== WHAT YOU SHOULD DO ==
Of all the lines in the material, how many include the word "يسلم"? Reply with the number alone.

== DATA SUPPLIED ==
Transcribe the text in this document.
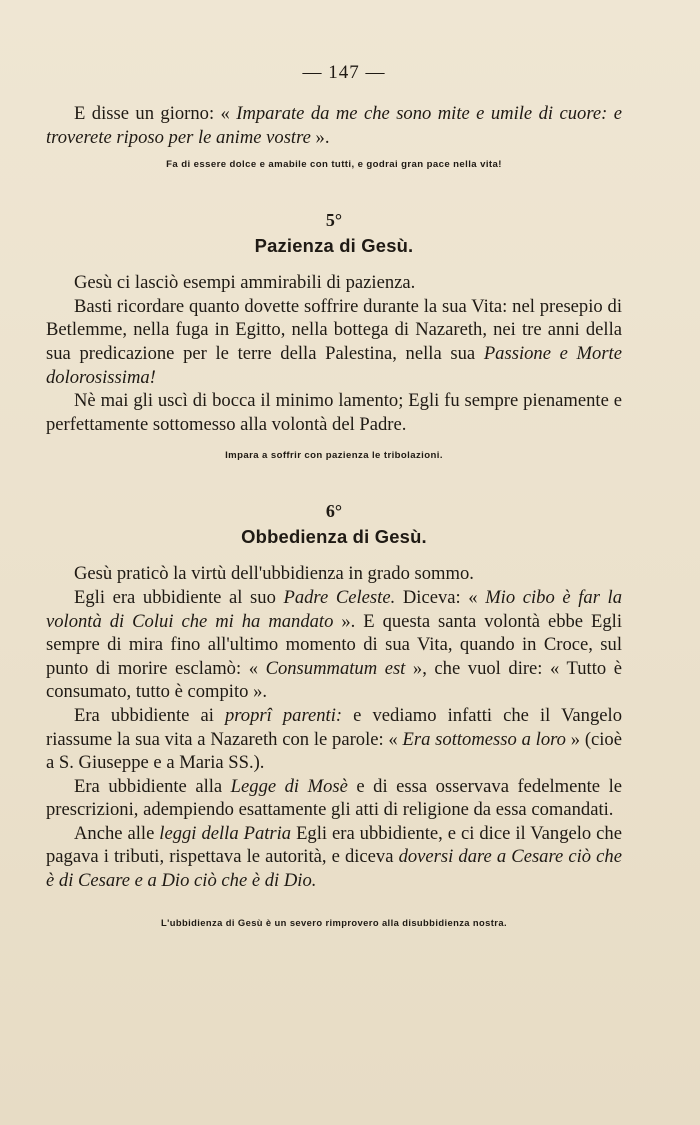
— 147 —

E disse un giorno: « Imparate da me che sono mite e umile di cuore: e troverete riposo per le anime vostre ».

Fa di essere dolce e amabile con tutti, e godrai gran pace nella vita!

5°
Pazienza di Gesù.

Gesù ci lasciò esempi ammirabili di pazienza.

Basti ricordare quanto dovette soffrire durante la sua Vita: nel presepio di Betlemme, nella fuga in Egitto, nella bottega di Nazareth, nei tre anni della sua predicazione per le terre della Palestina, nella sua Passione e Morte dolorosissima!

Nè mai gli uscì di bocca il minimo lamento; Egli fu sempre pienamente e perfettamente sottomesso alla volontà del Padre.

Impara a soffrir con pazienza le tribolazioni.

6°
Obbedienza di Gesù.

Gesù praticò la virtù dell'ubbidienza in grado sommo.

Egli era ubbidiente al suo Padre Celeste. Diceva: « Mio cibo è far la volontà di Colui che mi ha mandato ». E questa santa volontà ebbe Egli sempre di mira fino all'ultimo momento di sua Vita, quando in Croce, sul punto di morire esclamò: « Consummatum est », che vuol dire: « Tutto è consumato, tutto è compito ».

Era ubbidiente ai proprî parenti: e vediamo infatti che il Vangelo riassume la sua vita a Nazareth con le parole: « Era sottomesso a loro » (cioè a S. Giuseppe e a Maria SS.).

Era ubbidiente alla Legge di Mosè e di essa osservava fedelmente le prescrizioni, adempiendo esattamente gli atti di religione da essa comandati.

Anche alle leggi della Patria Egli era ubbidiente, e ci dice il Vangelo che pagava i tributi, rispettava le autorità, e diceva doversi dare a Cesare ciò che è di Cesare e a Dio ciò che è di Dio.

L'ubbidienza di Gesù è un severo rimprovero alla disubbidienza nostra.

==

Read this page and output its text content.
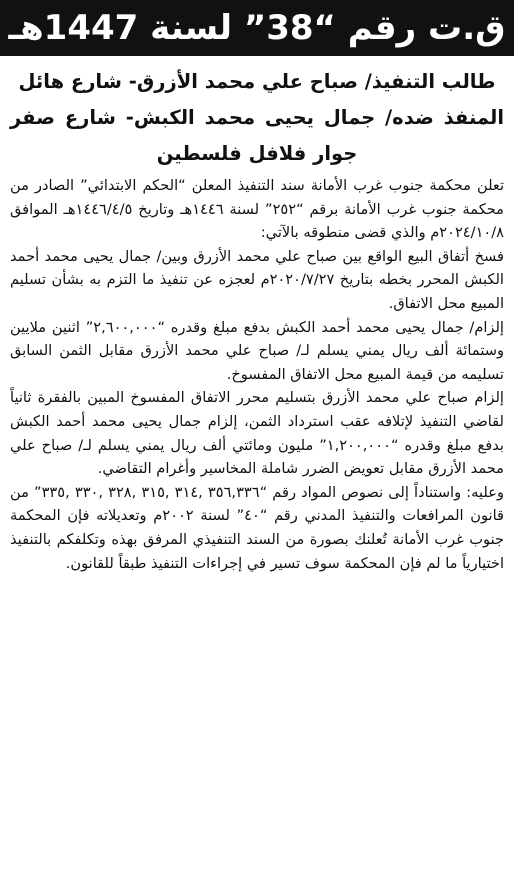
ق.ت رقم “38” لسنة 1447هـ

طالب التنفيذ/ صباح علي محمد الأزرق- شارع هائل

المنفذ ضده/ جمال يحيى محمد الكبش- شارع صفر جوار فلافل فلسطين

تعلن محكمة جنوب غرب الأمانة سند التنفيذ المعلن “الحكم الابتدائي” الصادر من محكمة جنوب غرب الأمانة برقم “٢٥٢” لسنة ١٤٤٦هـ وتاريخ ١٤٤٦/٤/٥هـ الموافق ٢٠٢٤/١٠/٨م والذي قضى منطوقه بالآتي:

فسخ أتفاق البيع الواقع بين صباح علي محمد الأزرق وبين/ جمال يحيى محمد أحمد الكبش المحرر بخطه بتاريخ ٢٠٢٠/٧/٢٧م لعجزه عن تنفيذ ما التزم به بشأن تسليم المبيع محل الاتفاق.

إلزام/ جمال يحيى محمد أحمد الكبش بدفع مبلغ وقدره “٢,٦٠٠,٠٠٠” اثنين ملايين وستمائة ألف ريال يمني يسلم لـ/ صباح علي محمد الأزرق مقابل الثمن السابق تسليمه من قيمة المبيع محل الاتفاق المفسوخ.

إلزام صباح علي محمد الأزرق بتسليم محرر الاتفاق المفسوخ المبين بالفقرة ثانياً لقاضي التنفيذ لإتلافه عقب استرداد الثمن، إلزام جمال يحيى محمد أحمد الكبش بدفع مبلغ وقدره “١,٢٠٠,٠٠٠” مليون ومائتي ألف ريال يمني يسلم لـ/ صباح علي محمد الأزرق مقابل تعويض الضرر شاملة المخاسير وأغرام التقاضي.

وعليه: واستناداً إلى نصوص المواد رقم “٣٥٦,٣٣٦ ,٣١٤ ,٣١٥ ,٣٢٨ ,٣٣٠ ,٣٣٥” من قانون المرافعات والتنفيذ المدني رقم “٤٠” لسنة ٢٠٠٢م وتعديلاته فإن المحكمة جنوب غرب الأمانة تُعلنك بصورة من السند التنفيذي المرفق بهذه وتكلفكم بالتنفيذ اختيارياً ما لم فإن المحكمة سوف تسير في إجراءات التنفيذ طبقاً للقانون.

...

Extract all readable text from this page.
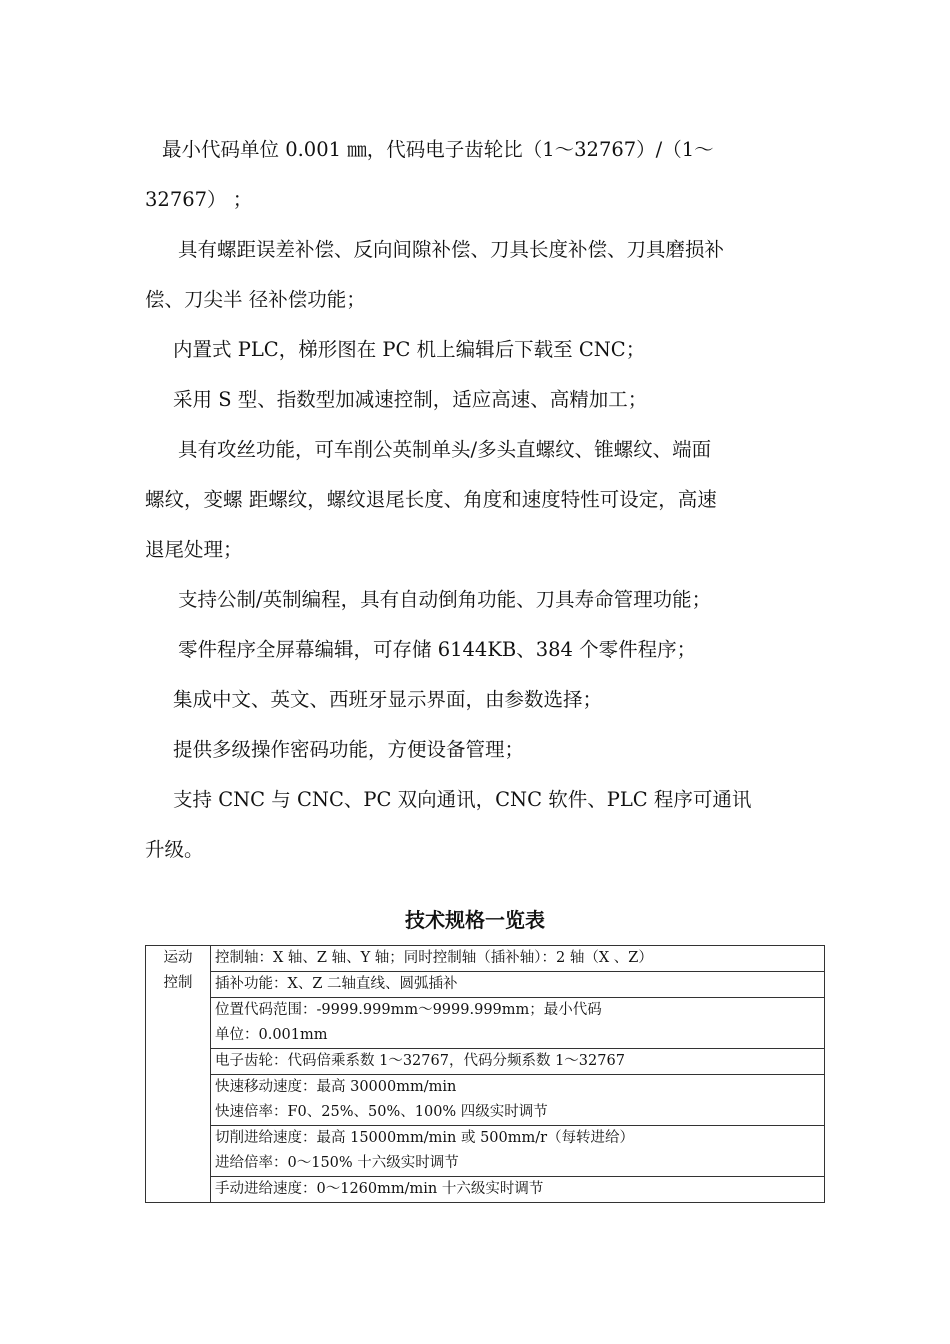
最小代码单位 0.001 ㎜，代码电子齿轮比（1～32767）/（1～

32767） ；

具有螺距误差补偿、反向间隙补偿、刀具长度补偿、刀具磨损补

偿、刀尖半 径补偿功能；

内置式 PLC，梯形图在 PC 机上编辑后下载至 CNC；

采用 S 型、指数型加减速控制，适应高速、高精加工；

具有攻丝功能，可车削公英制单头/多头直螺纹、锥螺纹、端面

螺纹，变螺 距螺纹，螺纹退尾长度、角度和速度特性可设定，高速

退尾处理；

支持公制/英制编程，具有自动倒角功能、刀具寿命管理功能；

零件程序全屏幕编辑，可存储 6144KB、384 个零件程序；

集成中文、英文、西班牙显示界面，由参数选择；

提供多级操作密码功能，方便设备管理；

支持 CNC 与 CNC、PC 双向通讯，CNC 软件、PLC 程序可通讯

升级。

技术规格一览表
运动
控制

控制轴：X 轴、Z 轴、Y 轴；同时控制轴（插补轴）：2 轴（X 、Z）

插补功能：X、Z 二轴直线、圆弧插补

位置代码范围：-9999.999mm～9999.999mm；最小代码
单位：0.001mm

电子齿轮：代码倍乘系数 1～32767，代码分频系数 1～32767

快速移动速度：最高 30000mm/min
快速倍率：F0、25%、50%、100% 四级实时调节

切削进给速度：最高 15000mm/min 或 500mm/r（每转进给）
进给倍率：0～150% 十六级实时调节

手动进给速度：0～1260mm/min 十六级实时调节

== THE RESULT ==
2